Spicy Cajun Jambalaya Soup

This hearty and flavorful Jambalaya Soup brings the vibrant tastes of Louisiana to your bowl, packed with tender chicken, spicy sausage, and the trinity of vegetables in a rich, spicy broth.
Prep Time 25 minutes
Cook Time 40 minutes
Total Time 1 hour 5 minutes
Servings: 6 bowls
Course: Main Course
Cuisine: American (Southern), Cajun
Calories: 550

Ingredients
  

For the Meats
  • 12 oz Andouille Sausage sliced into 1/2-inch thick rounds
  • 1.5 lbs Boneless, Skinless Chicken Thighs cut into 1-inch pieces
  • 1 tbsp Olive Oil
For the Trinity & Aromatics
  • 1 large Yellow Onion chopped
  • 2 Celery Stalks chopped
  • 1 large Green Bell Pepper cored and chopped
  • 4 cloves Garlic minced
For the Broth & Spice
  • 6 cups Chicken Broth low sodium
  • 1 (14.5 oz) can Crushed Tomatoes
  • 2 tbsp Tomato Paste
  • 2 Bay Leaves dried
  • 2 tbsp Cajun Seasoning or to taste (ensure it contains salt)
  • 1 tsp Smoked Paprika
  • 1 tsp Dried Thyme
  • 1/2 tsp Cayenne Pepper or more for extra heat
  • 1 tsp Hot Sauce e.g., Tabasco (optional, for serving)
For the Rice & Garnish
  • 1/2 cup Long Grain White Rice uncooked (rinsed)
  • 1/4 cup Fresh Parsley chopped, for garnish
  • 2 Green Onions thinly sliced, for garnish

Equipment

  • Large Dutch oven
  • Cutting board
  • Chef's Knife
  • Measuring cups and spoons
  • Ladle

Method
 

Preparation
  1. Gather and prepare all ingredients as specified. Slice sausage, dice chicken, chop vegetables, mince garlic. Rinse the rice under cold water until the water runs clear; drain well.
Cooking the Meats
  1. Heat olive oil in a large Dutch oven or heavy-bottomed pot over medium-high heat. Add the sliced Andouille sausage and cook until well browned and slightly crispy, about 5-7 minutes. Remove sausage with a slotted spoon and set aside, leaving rendered fat in the pot.
  2. Add the diced chicken thighs to the pot with the remaining fat. Sear until browned on all sides, about 5-8 minutes. It doesn't need to be cooked through. Remove chicken and set aside with the sausage.
Building the Soup Base
  1. Reduce heat to medium. Add the chopped onion, celery, and green bell pepper to the pot. Cook, stirring occasionally, until softened, about 8-10 minutes.
  2. Stir in the minced garlic, Cajun seasoning, smoked paprika, dried thyme, and cayenne pepper. Cook for 1 minute more until fragrant, stirring constantly to prevent burning.

────────────────

» **WHAT YOU SHOULD DO**:
In the jambalaya soup recipe, please state how long the sliced Andouille sausage is cooked in the olive oil.

────────────────

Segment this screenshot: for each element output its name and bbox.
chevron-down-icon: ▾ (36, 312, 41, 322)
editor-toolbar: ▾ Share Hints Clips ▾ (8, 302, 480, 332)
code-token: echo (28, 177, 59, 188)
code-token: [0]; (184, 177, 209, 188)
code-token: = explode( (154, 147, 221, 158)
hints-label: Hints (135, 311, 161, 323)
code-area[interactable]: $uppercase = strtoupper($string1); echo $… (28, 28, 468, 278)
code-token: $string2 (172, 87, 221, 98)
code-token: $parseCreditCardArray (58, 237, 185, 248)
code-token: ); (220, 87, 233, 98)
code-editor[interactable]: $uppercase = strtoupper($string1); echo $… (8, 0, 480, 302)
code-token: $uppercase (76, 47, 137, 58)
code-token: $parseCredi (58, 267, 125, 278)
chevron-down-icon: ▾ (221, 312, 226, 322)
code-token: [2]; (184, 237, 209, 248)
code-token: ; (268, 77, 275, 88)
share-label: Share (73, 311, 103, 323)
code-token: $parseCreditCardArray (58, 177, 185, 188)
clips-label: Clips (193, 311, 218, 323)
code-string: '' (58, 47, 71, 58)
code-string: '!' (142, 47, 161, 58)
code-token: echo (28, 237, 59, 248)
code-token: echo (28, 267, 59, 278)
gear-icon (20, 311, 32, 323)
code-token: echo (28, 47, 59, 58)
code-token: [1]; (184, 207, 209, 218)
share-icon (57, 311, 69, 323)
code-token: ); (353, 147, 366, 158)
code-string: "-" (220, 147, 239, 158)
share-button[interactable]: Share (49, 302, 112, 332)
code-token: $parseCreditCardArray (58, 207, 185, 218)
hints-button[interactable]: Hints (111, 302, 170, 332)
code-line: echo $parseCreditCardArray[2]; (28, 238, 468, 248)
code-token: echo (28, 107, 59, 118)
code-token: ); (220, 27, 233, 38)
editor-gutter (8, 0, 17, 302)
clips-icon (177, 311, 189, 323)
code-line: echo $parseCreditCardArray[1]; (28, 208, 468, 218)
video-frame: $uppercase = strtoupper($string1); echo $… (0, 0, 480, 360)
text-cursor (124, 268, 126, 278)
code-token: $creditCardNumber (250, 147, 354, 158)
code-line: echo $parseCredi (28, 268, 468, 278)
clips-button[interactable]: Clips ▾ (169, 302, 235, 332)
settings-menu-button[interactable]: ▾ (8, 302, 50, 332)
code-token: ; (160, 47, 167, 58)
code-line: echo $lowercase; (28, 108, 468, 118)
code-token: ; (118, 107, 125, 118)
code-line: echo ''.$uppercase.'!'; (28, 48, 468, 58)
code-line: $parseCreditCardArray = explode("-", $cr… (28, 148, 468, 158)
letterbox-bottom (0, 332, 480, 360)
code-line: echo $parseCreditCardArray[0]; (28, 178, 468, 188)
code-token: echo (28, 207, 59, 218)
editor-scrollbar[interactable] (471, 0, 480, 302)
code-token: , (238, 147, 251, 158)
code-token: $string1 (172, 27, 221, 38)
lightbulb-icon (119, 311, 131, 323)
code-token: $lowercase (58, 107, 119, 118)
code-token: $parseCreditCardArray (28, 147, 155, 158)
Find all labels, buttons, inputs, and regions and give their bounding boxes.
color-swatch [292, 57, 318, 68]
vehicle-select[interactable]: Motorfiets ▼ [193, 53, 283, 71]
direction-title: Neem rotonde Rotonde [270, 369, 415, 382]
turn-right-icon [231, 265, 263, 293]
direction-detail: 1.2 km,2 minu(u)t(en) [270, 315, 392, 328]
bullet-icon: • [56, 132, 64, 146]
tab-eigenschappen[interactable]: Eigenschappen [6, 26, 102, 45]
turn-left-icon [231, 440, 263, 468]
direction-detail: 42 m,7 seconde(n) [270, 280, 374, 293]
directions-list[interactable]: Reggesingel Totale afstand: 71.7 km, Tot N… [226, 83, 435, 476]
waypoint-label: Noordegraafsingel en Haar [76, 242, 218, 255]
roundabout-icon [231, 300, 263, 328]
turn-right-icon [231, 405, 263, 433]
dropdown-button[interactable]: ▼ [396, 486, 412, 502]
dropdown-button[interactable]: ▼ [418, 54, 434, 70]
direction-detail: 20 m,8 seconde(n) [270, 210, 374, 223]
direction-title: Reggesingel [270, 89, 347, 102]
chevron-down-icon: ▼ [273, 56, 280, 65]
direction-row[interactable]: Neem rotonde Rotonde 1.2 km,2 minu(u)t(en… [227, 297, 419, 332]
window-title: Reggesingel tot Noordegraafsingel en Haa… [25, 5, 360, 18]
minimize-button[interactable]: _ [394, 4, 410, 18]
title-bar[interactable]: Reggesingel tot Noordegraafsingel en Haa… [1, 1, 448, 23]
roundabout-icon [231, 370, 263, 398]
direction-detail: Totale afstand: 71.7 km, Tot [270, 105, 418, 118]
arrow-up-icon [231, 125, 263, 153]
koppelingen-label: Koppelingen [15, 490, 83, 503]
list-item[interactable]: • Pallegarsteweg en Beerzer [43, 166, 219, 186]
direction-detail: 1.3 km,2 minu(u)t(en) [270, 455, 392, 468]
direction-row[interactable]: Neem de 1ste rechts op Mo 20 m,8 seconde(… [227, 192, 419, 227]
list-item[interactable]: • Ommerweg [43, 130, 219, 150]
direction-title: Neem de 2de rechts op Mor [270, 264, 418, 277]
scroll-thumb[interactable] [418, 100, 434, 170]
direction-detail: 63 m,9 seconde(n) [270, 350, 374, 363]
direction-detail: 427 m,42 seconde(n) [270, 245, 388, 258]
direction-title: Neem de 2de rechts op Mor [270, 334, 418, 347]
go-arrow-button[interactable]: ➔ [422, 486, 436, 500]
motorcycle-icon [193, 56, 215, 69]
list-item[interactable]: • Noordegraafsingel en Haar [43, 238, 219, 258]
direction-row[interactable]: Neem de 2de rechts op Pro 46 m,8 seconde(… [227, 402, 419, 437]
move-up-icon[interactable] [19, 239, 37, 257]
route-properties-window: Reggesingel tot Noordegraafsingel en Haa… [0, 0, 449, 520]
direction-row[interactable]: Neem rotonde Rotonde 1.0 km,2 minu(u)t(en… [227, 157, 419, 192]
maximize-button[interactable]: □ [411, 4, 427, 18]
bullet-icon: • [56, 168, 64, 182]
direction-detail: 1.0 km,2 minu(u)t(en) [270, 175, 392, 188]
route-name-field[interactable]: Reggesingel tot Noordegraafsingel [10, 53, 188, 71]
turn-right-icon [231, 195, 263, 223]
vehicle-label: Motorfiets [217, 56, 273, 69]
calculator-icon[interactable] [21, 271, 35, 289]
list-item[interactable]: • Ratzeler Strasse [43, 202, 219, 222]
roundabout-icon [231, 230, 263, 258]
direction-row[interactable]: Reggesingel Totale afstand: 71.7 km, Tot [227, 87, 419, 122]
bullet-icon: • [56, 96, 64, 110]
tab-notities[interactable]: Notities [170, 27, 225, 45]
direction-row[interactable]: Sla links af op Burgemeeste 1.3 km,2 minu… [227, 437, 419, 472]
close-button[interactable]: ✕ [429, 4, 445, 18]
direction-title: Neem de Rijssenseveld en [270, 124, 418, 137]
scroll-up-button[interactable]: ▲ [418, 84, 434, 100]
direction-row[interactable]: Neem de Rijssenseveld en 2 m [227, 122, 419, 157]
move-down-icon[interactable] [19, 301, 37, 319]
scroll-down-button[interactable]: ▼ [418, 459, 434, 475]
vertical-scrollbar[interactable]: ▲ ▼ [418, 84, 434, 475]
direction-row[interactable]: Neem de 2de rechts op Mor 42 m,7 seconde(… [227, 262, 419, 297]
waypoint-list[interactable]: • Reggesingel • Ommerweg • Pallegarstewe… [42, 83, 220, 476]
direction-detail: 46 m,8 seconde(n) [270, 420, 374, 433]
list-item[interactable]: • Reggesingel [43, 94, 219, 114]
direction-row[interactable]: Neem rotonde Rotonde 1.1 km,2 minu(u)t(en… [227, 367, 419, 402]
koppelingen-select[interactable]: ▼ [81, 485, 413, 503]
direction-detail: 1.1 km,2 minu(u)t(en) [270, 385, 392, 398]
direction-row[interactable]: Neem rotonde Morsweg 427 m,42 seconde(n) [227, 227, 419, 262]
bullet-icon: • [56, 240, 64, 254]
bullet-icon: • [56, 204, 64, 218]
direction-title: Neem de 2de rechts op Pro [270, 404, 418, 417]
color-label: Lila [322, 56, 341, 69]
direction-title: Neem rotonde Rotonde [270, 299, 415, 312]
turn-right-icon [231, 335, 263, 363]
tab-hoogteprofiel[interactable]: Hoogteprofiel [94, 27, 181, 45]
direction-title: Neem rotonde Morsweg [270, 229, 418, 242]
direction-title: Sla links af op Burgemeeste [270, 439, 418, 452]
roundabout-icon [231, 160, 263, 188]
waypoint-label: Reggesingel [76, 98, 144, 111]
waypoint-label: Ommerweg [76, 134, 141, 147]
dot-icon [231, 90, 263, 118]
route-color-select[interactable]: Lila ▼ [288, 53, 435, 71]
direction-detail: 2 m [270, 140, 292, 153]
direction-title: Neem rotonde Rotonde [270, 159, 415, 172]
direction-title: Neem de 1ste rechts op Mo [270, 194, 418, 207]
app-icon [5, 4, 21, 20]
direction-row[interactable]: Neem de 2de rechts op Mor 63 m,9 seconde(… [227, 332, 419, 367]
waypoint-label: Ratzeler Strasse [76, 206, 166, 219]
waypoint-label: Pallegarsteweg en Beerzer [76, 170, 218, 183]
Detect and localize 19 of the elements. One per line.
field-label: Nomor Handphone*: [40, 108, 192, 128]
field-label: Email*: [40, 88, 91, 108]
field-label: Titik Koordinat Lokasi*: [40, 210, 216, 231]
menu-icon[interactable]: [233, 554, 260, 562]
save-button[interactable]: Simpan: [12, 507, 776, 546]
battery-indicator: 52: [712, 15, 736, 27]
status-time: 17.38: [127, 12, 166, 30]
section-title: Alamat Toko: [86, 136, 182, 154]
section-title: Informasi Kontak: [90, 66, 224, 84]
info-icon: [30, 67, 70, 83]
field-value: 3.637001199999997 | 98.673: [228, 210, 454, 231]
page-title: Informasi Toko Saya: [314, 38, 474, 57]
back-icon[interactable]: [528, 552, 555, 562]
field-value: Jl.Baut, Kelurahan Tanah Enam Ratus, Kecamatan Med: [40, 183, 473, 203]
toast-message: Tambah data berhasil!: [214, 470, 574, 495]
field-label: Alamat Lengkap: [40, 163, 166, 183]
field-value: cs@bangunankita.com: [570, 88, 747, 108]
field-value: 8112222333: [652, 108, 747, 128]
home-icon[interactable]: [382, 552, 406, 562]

────────────────

» **TASK SOLUTION**:
About 5-7 minutes, until well browned and slightly crispy.